Stated task:
Go through the listing below and gather every line with the word "Gramedia".

Task material:
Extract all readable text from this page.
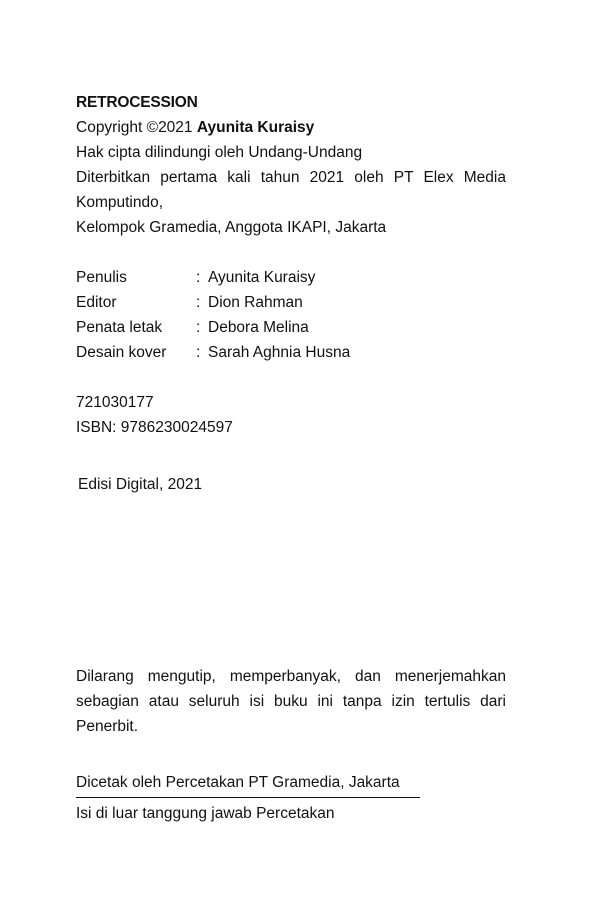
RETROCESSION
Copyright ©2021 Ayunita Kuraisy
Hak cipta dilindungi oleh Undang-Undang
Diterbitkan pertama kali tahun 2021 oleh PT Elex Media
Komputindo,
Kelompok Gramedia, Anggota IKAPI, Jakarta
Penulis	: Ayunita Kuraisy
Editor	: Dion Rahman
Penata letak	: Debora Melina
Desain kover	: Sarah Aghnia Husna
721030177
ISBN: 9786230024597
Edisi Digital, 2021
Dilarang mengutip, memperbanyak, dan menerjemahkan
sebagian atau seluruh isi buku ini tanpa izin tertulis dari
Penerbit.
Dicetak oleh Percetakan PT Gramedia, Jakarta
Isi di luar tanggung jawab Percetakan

==

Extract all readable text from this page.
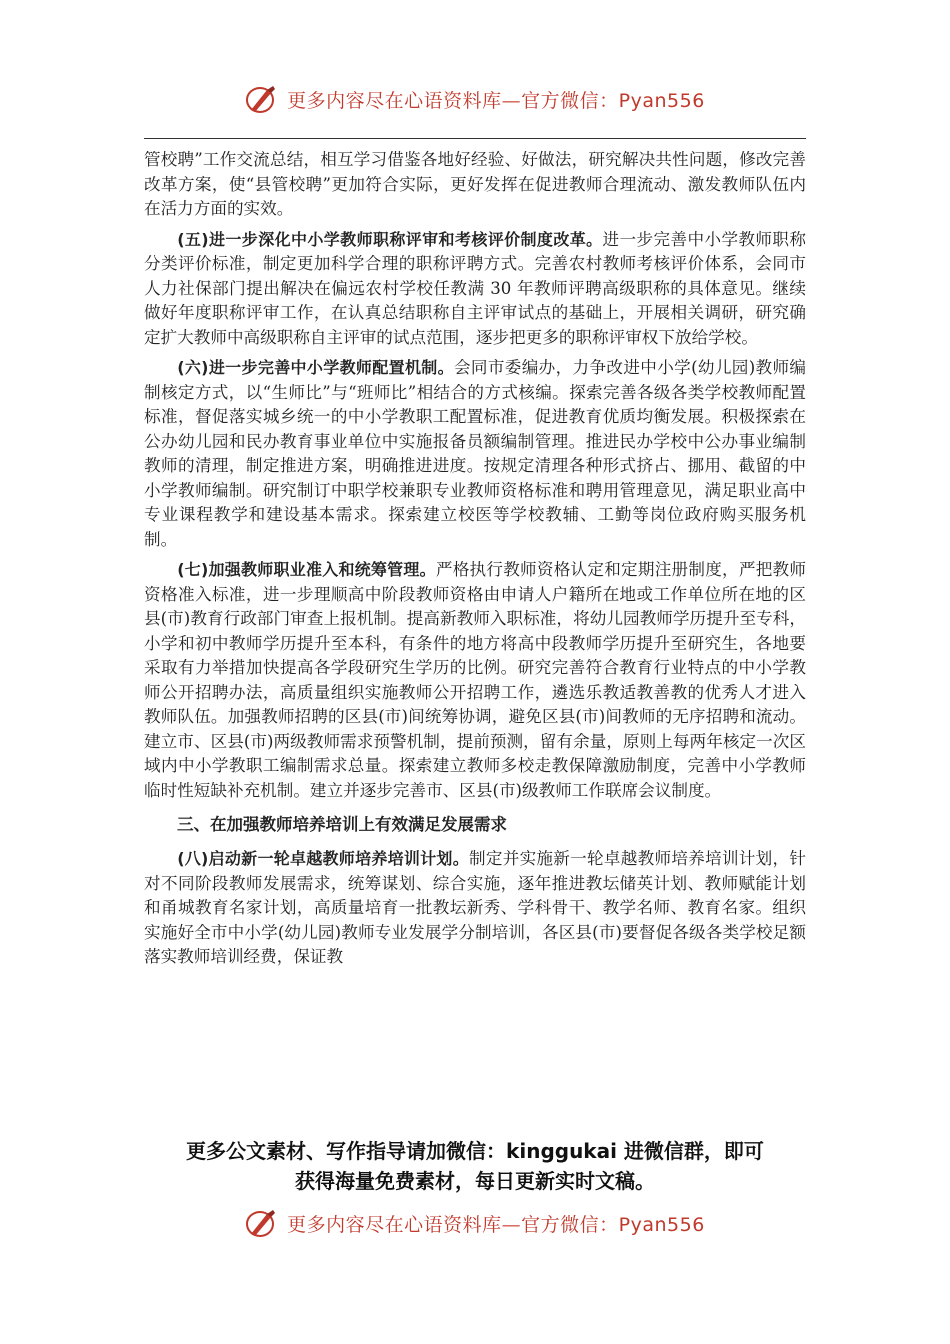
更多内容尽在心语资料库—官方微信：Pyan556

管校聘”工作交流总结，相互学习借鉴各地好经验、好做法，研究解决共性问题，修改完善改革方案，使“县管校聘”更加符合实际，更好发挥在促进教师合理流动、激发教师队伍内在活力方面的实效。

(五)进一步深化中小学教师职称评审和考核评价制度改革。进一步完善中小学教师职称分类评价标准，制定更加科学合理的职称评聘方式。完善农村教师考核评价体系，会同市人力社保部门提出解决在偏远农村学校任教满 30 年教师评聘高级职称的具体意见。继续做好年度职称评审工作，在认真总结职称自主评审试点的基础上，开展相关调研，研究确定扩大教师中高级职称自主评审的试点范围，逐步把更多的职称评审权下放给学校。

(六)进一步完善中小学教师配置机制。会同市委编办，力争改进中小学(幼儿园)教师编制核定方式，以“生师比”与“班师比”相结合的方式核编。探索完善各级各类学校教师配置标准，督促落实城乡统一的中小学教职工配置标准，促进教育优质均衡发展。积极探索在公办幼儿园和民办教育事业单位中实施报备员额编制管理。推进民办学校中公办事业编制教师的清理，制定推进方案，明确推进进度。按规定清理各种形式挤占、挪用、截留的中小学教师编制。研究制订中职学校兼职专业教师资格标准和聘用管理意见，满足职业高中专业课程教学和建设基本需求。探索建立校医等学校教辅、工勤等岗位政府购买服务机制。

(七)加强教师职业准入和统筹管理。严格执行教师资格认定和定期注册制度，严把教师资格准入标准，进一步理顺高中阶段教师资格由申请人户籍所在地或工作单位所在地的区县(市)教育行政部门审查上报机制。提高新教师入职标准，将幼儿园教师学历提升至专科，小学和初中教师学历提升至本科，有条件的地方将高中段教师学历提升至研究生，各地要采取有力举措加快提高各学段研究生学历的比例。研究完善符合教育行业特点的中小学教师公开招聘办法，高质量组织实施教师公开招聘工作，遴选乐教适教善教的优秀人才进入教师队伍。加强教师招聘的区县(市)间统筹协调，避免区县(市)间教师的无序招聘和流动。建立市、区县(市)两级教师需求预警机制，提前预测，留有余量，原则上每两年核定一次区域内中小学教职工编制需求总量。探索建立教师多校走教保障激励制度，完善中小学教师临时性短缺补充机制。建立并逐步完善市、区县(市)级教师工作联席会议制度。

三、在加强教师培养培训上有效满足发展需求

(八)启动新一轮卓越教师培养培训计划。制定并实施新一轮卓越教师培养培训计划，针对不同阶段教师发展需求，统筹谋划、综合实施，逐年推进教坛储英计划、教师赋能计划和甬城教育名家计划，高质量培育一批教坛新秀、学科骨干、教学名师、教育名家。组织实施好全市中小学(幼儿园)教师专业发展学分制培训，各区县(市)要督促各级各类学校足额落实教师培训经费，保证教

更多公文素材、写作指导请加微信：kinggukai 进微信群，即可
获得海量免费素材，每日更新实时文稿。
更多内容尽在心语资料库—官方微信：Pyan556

Response below:
Kelompok Gramedia, Anggota IKAPI, Jakarta
Dicetak oleh Percetakan PT Gramedia, Jakarta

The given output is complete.